> [What you need to do]: Scan the records for the string "window"; copy each line where it occurs.

> [Data provided]:
════════════════

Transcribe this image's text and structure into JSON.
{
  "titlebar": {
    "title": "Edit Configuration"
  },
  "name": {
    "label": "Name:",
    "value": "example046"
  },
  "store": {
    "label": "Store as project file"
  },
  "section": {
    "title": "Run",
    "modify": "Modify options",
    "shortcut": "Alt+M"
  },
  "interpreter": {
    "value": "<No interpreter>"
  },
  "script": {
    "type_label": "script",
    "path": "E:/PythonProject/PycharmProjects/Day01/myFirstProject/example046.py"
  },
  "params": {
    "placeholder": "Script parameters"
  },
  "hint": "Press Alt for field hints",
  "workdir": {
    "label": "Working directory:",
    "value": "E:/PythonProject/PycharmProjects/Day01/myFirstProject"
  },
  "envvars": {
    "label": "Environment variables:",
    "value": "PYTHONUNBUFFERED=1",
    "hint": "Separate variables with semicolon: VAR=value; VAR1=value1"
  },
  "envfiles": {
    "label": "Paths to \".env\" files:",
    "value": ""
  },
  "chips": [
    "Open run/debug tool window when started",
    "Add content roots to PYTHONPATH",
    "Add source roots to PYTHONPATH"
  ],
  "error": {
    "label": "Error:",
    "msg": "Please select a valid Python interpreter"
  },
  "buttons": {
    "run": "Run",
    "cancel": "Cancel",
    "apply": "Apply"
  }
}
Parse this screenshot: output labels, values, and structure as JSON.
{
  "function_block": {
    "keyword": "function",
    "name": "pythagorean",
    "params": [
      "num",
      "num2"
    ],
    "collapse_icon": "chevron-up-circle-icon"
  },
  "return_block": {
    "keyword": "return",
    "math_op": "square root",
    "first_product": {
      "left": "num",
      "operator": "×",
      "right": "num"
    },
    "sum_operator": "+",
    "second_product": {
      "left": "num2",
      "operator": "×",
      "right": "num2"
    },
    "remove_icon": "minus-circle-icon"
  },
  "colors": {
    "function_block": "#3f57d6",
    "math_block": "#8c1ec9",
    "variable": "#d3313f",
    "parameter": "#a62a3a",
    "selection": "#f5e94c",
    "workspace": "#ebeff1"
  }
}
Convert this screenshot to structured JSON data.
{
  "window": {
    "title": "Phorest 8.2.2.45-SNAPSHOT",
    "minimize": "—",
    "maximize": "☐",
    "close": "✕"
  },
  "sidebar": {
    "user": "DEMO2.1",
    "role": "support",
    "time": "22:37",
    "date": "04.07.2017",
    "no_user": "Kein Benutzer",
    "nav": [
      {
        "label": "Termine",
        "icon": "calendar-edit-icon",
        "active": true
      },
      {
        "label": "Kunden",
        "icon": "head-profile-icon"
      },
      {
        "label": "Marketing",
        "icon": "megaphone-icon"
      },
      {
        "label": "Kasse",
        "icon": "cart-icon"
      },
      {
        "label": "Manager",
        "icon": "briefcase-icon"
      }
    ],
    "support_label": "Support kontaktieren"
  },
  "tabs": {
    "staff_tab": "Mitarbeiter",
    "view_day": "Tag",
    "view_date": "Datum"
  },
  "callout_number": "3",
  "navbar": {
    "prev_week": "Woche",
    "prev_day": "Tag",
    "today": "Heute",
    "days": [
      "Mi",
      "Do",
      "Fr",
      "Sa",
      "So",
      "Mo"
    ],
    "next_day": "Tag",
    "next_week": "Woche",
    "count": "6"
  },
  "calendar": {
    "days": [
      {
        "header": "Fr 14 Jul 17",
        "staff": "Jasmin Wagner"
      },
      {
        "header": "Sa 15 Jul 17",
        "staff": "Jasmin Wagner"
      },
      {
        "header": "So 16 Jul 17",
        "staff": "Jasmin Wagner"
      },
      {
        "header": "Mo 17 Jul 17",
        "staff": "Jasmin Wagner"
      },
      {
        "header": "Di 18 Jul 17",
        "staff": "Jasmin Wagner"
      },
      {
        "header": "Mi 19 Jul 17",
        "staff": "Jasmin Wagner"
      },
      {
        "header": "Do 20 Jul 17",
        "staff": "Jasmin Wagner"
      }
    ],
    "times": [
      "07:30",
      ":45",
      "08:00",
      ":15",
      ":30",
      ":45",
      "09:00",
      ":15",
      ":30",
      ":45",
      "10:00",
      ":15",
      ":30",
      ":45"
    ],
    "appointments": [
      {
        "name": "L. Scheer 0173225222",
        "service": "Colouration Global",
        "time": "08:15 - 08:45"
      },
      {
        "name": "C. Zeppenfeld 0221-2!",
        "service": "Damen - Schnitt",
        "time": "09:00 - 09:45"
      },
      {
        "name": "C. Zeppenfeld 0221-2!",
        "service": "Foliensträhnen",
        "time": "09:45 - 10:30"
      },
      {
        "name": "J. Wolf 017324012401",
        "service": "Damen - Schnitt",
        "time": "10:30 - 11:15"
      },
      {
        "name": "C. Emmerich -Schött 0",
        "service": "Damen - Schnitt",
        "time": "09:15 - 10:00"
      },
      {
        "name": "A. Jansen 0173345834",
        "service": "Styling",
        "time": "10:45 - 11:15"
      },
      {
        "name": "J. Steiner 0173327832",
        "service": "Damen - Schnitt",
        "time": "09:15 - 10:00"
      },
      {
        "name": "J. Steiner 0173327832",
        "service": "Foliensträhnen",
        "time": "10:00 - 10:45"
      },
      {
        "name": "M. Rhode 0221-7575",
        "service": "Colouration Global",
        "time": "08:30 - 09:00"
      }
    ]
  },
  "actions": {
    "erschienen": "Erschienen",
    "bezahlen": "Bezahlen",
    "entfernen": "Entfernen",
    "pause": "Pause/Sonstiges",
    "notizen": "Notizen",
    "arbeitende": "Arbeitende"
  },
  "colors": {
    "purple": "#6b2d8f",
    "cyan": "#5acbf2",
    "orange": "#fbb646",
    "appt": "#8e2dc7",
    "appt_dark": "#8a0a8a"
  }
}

════════════════

> [Exercise output]:
    "Open run/debug tool window when started",
  "window": {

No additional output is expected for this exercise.